■ DIRECTION:
All the entries need to be quoted exactly, apart from the pictures, which you should drop.

■ DATA PROVIDED:
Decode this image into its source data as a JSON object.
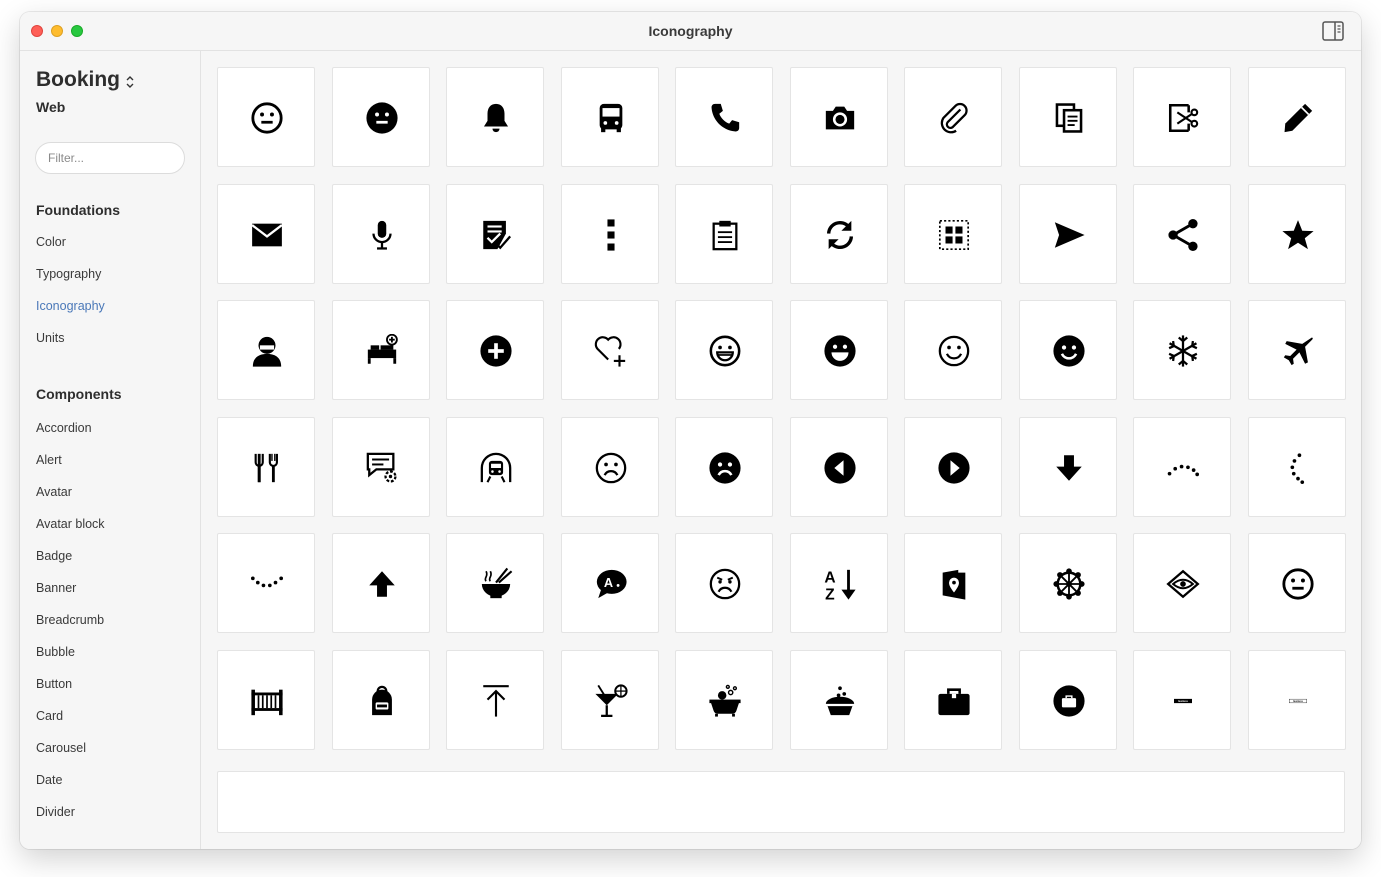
{
  "window": {
    "title": "Iconography"
  },
  "sidebar": {
    "brand": "Booking",
    "platform": "Web",
    "filter_placeholder": "Filter...",
    "sections": [
      {
        "title": "Foundations",
        "items": [
          "Color",
          "Typography",
          "Iconography",
          "Units"
        ],
        "active": "Iconography"
      },
      {
        "title": "Components",
        "items": [
          "Accordion",
          "Alert",
          "Avatar",
          "Avatar block",
          "Badge",
          "Banner",
          "Breadcrumb",
          "Bubble",
          "Button",
          "Card",
          "Carousel",
          "Date",
          "Divider"
        ]
      }
    ]
  },
  "icons": [
    [
      "face-neutral-outline-icon",
      "face-neutral-filled-icon",
      "bell-icon",
      "bus-icon",
      "phone-icon",
      "camera-icon",
      "paperclip-icon",
      "copy-document-icon",
      "cut-icon",
      "pencil-icon"
    ],
    [
      "envelope-icon",
      "microphone-icon",
      "checklist-icon",
      "more-vertical-icon",
      "clipboard-icon",
      "refresh-icon",
      "select-area-icon",
      "send-icon",
      "share-icon",
      "star-icon"
    ],
    [
      "person-icon",
      "bed-add-icon",
      "plus-circle-icon",
      "heart-add-icon",
      "face-grin-outline-icon",
      "face-grin-filled-icon",
      "face-smile-outline-icon",
      "face-smile-filled-icon",
      "snowflake-icon",
      "airplane-icon"
    ],
    [
      "restaurant-icon",
      "chat-settings-icon",
      "metro-icon",
      "face-sad-outline-icon",
      "face-sad-filled-icon",
      "arrow-left-circle-icon",
      "arrow-right-circle-icon",
      "arrow-down-icon",
      "loading-dots-arc-icon",
      "loading-dots-side-icon"
    ],
    [
      "loading-dots-bottom-icon",
      "arrow-up-icon",
      "noodle-bowl-icon",
      "translate-chat-icon",
      "face-angry-icon",
      "sort-az-icon",
      "map-pin-guide-icon",
      "ferris-wheel-icon",
      "eye-diamond-icon",
      "face-neutral-outline-alt-icon"
    ],
    [
      "crib-icon",
      "backpack-icon",
      "arrow-to-top-icon",
      "cocktail-icon",
      "bathtub-icon",
      "dessert-icon",
      "briefcase-icon",
      "briefcase-circle-icon",
      "business-badge-filled-icon",
      "business-badge-outline-icon"
    ]
  ],
  "badge_text": "business"
}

■ THE RESULT:
Decode this image into its source data as a JSON object.
{
  "window": {
    "title": "Iconography"
  },
  "sidebar": {
    "brand": "Booking",
    "platform": "Web",
    "filter_placeholder": "Filter...",
    "sections": [
      {
        "title": "Foundations",
        "items": [
          "Color",
          "Typography",
          "Iconography",
          "Units"
        ],
        "active": "Iconography"
      },
      {
        "title": "Components",
        "items": [
          "Accordion",
          "Alert",
          "Avatar",
          "Avatar block",
          "Badge",
          "Banner",
          "Breadcrumb",
          "Bubble",
          "Button",
          "Card",
          "Carousel",
          "Date",
          "Divider"
        ]
      }
    ]
  },
  "icons": [
    [
      "face-neutral-outline-icon",
      "face-neutral-filled-icon",
      "bell-icon",
      "bus-icon",
      "phone-icon",
      "camera-icon",
      "paperclip-icon",
      "copy-document-icon",
      "cut-icon",
      "pencil-icon"
    ],
    [
      "envelope-icon",
      "microphone-icon",
      "checklist-icon",
      "more-vertical-icon",
      "clipboard-icon",
      "refresh-icon",
      "select-area-icon",
      "send-icon",
      "share-icon",
      "star-icon"
    ],
    [
      "person-icon",
      "bed-add-icon",
      "plus-circle-icon",
      "heart-add-icon",
      "face-grin-outline-icon",
      "face-grin-filled-icon",
      "face-smile-outline-icon",
      "face-smile-filled-icon",
      "snowflake-icon",
      "airplane-icon"
    ],
    [
      "restaurant-icon",
      "chat-settings-icon",
      "metro-icon",
      "face-sad-outline-icon",
      "face-sad-filled-icon",
      "arrow-left-circle-icon",
      "arrow-right-circle-icon",
      "arrow-down-icon",
      "loading-dots-arc-icon",
      "loading-dots-side-icon"
    ],
    [
      "loading-dots-bottom-icon",
      "arrow-up-icon",
      "noodle-bowl-icon",
      "translate-chat-icon",
      "face-angry-icon",
      "sort-az-icon",
      "map-pin-guide-icon",
      "ferris-wheel-icon",
      "eye-diamond-icon",
      "face-neutral-outline-alt-icon"
    ],
    [
      "crib-icon",
      "backpack-icon",
      "arrow-to-top-icon",
      "cocktail-icon",
      "bathtub-icon",
      "dessert-icon",
      "briefcase-icon",
      "briefcase-circle-icon",
      "business-badge-filled-icon",
      "business-badge-outline-icon"
    ]
  ],
  "badge_text": "business"
}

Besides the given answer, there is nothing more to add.